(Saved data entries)
##########

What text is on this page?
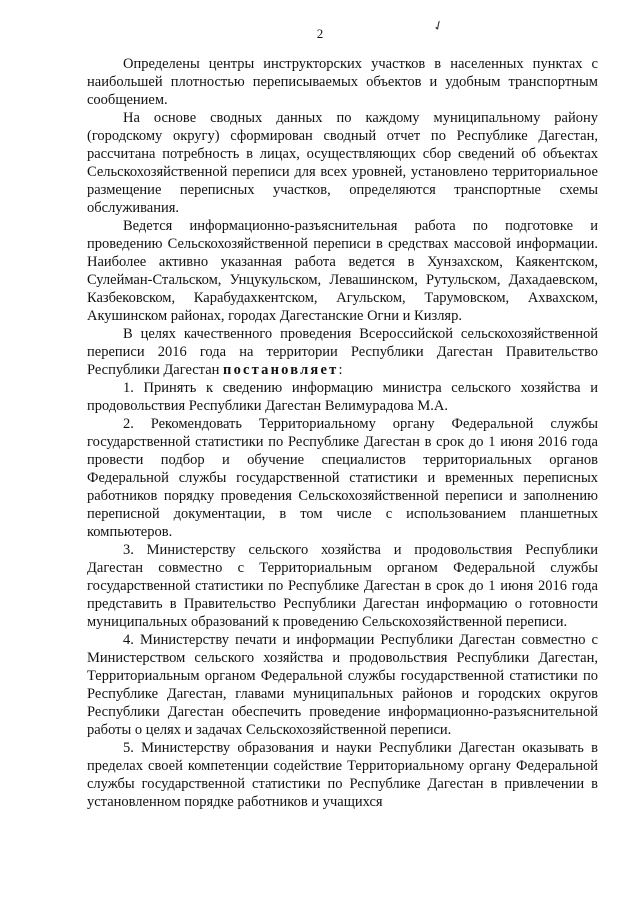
2	✓

Определены центры инструкторских участков в населенных пунктах с наибольшей плотностью переписываемых объектов и удобным транспортным сообщением.

На основе сводных данных по каждому муниципальному району (городскому округу) сформирован сводный отчет по Республике Дагестан, рассчитана потребность в лицах, осуществляющих сбор сведений об объектах Сельскохозяйственной переписи для всех уровней, установлено территориальное размещение переписных участков, определяются транспортные схемы обслуживания.

Ведется информационно-разъяснительная работа по подготовке и проведению Сельскохозяйственной переписи в средствах массовой информации. Наиболее активно указанная работа ведется в Хунзахском, Каякентском, Сулейман-Стальском, Унцукульском, Левашинском, Рутульском, Дахадаевском, Казбековском, Карабудахкентском, Агульском, Тарумовском, Ахвахском, Акушинском районах, городах Дагестанские Огни и Кизляр.

В целях качественного проведения Всероссийской сельскохозяйственной переписи 2016 года на территории Республики Дагестан Правительство Республики Дагестан постановляет:

1. Принять к сведению информацию министра сельского хозяйства и продовольствия Республики Дагестан Велимурадова М.А.

2. Рекомендовать Территориальному органу Федеральной службы государственной статистики по Республике Дагестан в срок до 1 июня 2016 года провести подбор и обучение специалистов территориальных органов Федеральной службы государственной статистики и временных переписных работников порядку проведения Сельскохозяйственной переписи и заполнению переписной документации, в том числе с использованием планшетных компьютеров.

3. Министерству сельского хозяйства и продовольствия Республики Дагестан совместно с Территориальным органом Федеральной службы государственной статистики по Республике Дагестан в срок до 1 июня 2016 года представить в Правительство Республики Дагестан информацию о готовности муниципальных образований к проведению Сельскохозяйственной переписи.

4. Министерству печати и информации Республики Дагестан совместно с Министерством сельского хозяйства и продовольствия Республики Дагестан, Территориальным органом Федеральной службы государственной статистики по Республике Дагестан, главами муниципальных районов и городских округов Республики Дагестан обеспечить проведение информационно-разъяснительной работы о целях и задачах Сельскохозяйственной переписи.

5. Министерству образования и науки Республики Дагестан оказывать в пределах своей компетенции содействие Территориальному органу Федеральной службы государственной статистики по Республике Дагестан в привлечении в установленном порядке работников и учащихся
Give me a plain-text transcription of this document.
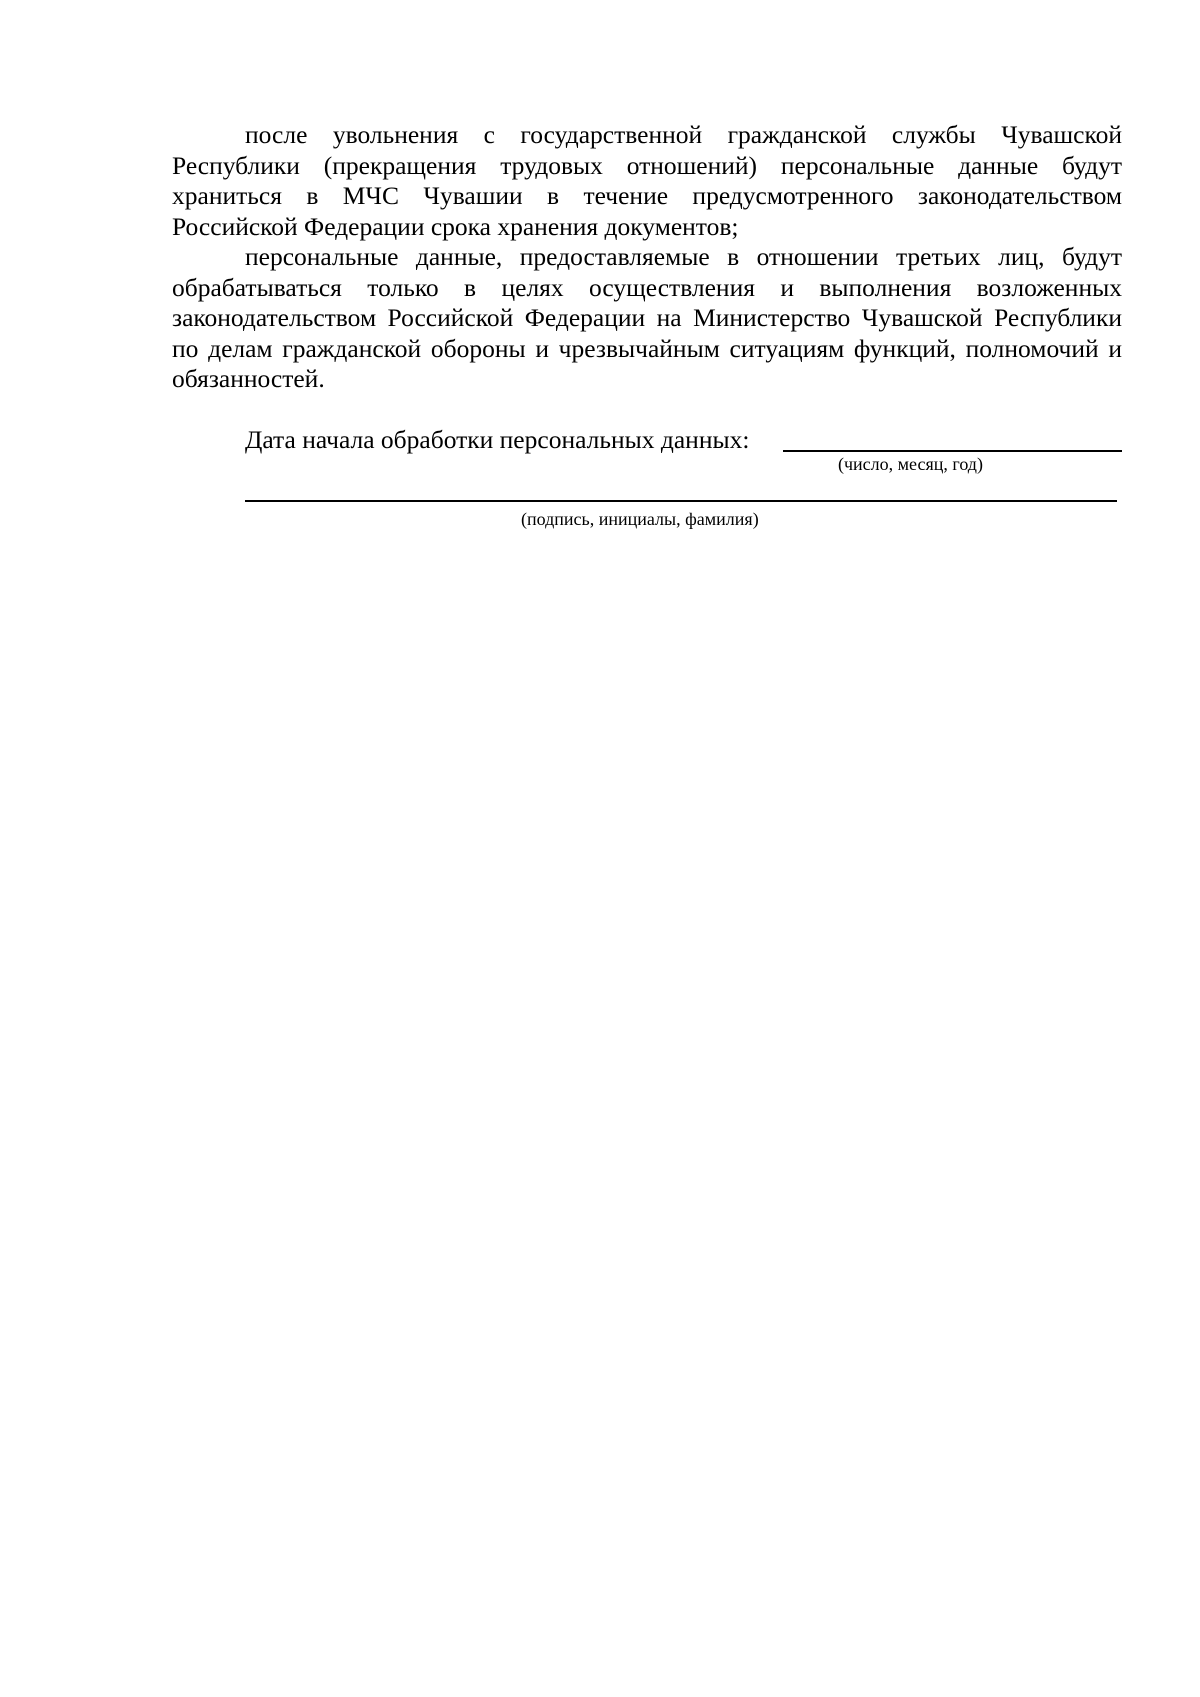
после увольнения с государственной гражданской службы Чувашской Республики (прекращения трудовых отношений) персональные данные будут храниться в МЧС Чувашии в течение предусмотренного законодательством Российской Федерации срока хранения документов;

персональные данные, предоставляемые в отношении третьих лиц, будут обрабатываться только в целях осуществления и выполнения возложенных законодательством Российской Федерации на Министерство Чувашской Республики по делам гражданской обороны и чрезвычайным ситуациям функций, полномочий и обязанностей.

Дата начала обработки персональных данных:
(число, месяц, год)
(подпись, инициалы, фамилия)
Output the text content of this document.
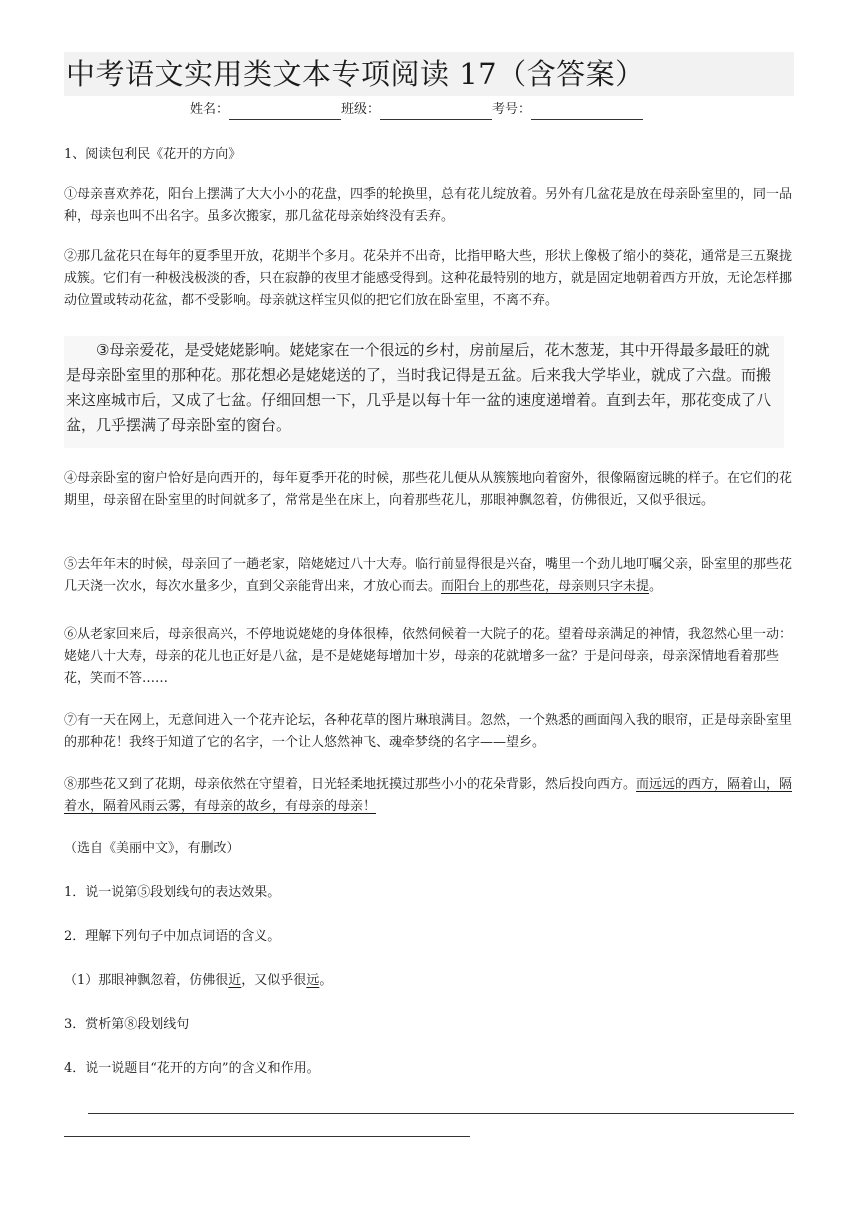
中考语文实用类文本专项阅读 17（含答案）
姓名：	班级：	考号：

1、阅读包利民《花开的方向》

①母亲喜欢养花，阳台上摆满了大大小小的花盘，四季的轮换里，总有花儿绽放着。另外有几盆花是放在母亲卧室里的，同一品种，母亲也叫不出名字。虽多次搬家，那几盆花母亲始终没有丢弃。

②那几盆花只在每年的夏季里开放，花期半个多月。花朵并不出奇，比指甲略大些，形状上像极了缩小的葵花，通常是三五聚拢成簇。它们有一种极浅极淡的香，只在寂静的夜里才能感受得到。这种花最特别的地方，就是固定地朝着西方开放，无论怎样挪动位置或转动花盆，都不受影响。母亲就这样宝贝似的把它们放在卧室里，不离不弃。

③母亲爱花，是受姥姥影响。姥姥家在一个很远的乡村，房前屋后，花木葱茏，其中开得最多最旺的就是母亲卧室里的那种花。那花想必是姥姥送的了，当时我记得是五盆。后来我大学毕业，就成了六盘。而搬来这座城市后，又成了七盆。仔细回想一下，几乎是以每十年一盆的速度递增着。直到去年，那花变成了八盆，几乎摆满了母亲卧室的窗台。

④母亲卧室的窗户恰好是向西开的，每年夏季开花的时候，那些花儿便从从簇簇地向着窗外，很像隔窗远眺的样子。在它们的花期里，母亲留在卧室里的时间就多了，常常是坐在床上，向着那些花儿，那眼神飘忽着，仿佛很近，又似乎很远。

⑤去年年末的时候，母亲回了一趟老家，陪姥姥过八十大寿。临行前显得很是兴奋，嘴里一个劲儿地叮嘱父亲，卧室里的那些花几天浇一次水，每次水量多少，直到父亲能背出来，才放心而去。而阳台上的那些花，母亲则只字未提。

⑥从老家回来后，母亲很高兴，不停地说姥姥的身体很棒，依然伺候着一大院子的花。望着母亲满足的神情，我忽然心里一动：姥姥八十大寿，母亲的花儿也正好是八盆，是不是姥姥每增加十岁，母亲的花就增多一盆？于是问母亲，母亲深情地看着那些花，笑而不答……

⑦有一天在网上，无意间进入一个花卉论坛，各种花草的图片琳琅满目。忽然，一个熟悉的画面闯入我的眼帘，正是母亲卧室里的那种花！我终于知道了它的名字，一个让人悠然神飞、魂牵梦绕的名字——望乡。

⑧那些花又到了花期，母亲依然在守望着，日光轻柔地抚摸过那些小小的花朵背影，然后投向西方。而远远的西方，隔着山，隔着水，隔着风雨云雾，有母亲的故乡，有母亲的母亲！

（选自《美丽中文》，有删改）

1．说一说第⑤段划线句的表达效果。

2．理解下列句子中加点词语的含义。

（1）那眼神飘忽着，仿佛很近，又似乎很远。

3．赏析第⑧段划线句

4．说一说题目“花开的方向”的含义和作用。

##########

- _TASK REQUIREMENTS_
Exclude the pictures. Write out the remaining data exactly.

- _FULL SOLUTION_
What text is on this page?
2	✓

Определены центры инструкторских участков в населенных пунктах с наибольшей плотностью переписываемых объектов и удобным транспортным сообщением.

На основе сводных данных по каждому муниципальному району (городскому округу) сформирован сводный отчет по Республике Дагестан, рассчитана потребность в лицах, осуществляющих сбор сведений об объектах Сельскохозяйственной переписи для всех уровней, установлено территориальное размещение переписных участков, определяются транспортные схемы обслуживания.

Ведется информационно-разъяснительная работа по подготовке и проведению Сельскохозяйственной переписи в средствах массовой информации. Наиболее активно указанная работа ведется в Хунзахском, Каякентском, Сулейман-Стальском, Унцукульском, Левашинском, Рутульском, Дахадаевском, Казбековском, Карабудахкентском, Агульском, Тарумовском, Ахвахском, Акушинском районах, городах Дагестанские Огни и Кизляр.

В целях качественного проведения Всероссийской сельскохозяйственной переписи 2016 года на территории Республики Дагестан Правительство Республики Дагестан постановляет:

1. Принять к сведению информацию министра сельского хозяйства и продовольствия Республики Дагестан Велимурадова М.А.

2. Рекомендовать Территориальному органу Федеральной службы государственной статистики по Республике Дагестан в срок до 1 июня 2016 года провести подбор и обучение специалистов территориальных органов Федеральной службы государственной статистики и временных переписных работников порядку проведения Сельскохозяйственной переписи и заполнению переписной документации, в том числе с использованием планшетных компьютеров.

3. Министерству сельского хозяйства и продовольствия Республики Дагестан совместно с Территориальным органом Федеральной службы государственной статистики по Республике Дагестан в срок до 1 июня 2016 года представить в Правительство Республики Дагестан информацию о готовности муниципальных образований к проведению Сельскохозяйственной переписи.

4. Министерству печати и информации Республики Дагестан совместно с Министерством сельского хозяйства и продовольствия Республики Дагестан, Территориальным органом Федеральной службы государственной статистики по Республике Дагестан, главами муниципальных районов и городских округов Республики Дагестан обеспечить проведение информационно-разъяснительной работы о целях и задачах Сельскохозяйственной переписи.

5. Министерству образования и науки Республики Дагестан оказывать в пределах своей компетенции содействие Территориальному органу Федеральной службы государственной статистики по Республике Дагестан в привлечении в установленном порядке работников и учащихся
Give me a plain-text transcription of this document.
после увольнения с государственной гражданской службы Чувашской Республики (прекращения трудовых отношений) персональные данные будут храниться в МЧС Чувашии в течение предусмотренного законодательством Российской Федерации срока хранения документов;

персональные данные, предоставляемые в отношении третьих лиц, будут обрабатываться только в целях осуществления и выполнения возложенных законодательством Российской Федерации на Министерство Чувашской Республики по делам гражданской обороны и чрезвычайным ситуациям функций, полномочий и обязанностей.

Дата начала обработки персональных данных:
(число, месяц, год)
(подпись, инициалы, фамилия)
Output the text content of this document.
中考语文实用类文本专项阅读 17（含答案）
姓名：	班级：	考号：

1、阅读包利民《花开的方向》

①母亲喜欢养花，阳台上摆满了大大小小的花盘，四季的轮换里，总有花儿绽放着。另外有几盆花是放在母亲卧室里的，同一品种，母亲也叫不出名字。虽多次搬家，那几盆花母亲始终没有丢弃。

②那几盆花只在每年的夏季里开放，花期半个多月。花朵并不出奇，比指甲略大些，形状上像极了缩小的葵花，通常是三五聚拢成簇。它们有一种极浅极淡的香，只在寂静的夜里才能感受得到。这种花最特别的地方，就是固定地朝着西方开放，无论怎样挪动位置或转动花盆，都不受影响。母亲就这样宝贝似的把它们放在卧室里，不离不弃。

③母亲爱花，是受姥姥影响。姥姥家在一个很远的乡村，房前屋后，花木葱茏，其中开得最多最旺的就是母亲卧室里的那种花。那花想必是姥姥送的了，当时我记得是五盆。后来我大学毕业，就成了六盘。而搬来这座城市后，又成了七盆。仔细回想一下，几乎是以每十年一盆的速度递增着。直到去年，那花变成了八盆，几乎摆满了母亲卧室的窗台。

④母亲卧室的窗户恰好是向西开的，每年夏季开花的时候，那些花儿便从从簇簇地向着窗外，很像隔窗远眺的样子。在它们的花期里，母亲留在卧室里的时间就多了，常常是坐在床上，向着那些花儿，那眼神飘忽着，仿佛很近，又似乎很远。

⑤去年年末的时候，母亲回了一趟老家，陪姥姥过八十大寿。临行前显得很是兴奋，嘴里一个劲儿地叮嘱父亲，卧室里的那些花几天浇一次水，每次水量多少，直到父亲能背出来，才放心而去。而阳台上的那些花，母亲则只字未提。

⑥从老家回来后，母亲很高兴，不停地说姥姥的身体很棒，依然伺候着一大院子的花。望着母亲满足的神情，我忽然心里一动：姥姥八十大寿，母亲的花儿也正好是八盆，是不是姥姥每增加十岁，母亲的花就增多一盆？于是问母亲，母亲深情地看着那些花，笑而不答……

⑦有一天在网上，无意间进入一个花卉论坛，各种花草的图片琳琅满目。忽然，一个熟悉的画面闯入我的眼帘，正是母亲卧室里的那种花！我终于知道了它的名字，一个让人悠然神飞、魂牵梦绕的名字——望乡。

⑧那些花又到了花期，母亲依然在守望着，日光轻柔地抚摸过那些小小的花朵背影，然后投向西方。而远远的西方，隔着山，隔着水，隔着风雨云雾，有母亲的故乡，有母亲的母亲！

（选自《美丽中文》，有删改）

1．说一说第⑤段划线句的表达效果。

2．理解下列句子中加点词语的含义。

（1）那眼神飘忽着，仿佛很近，又似乎很远。

3．赏析第⑧段划线句

4．说一说题目“花开的方向”的含义和作用。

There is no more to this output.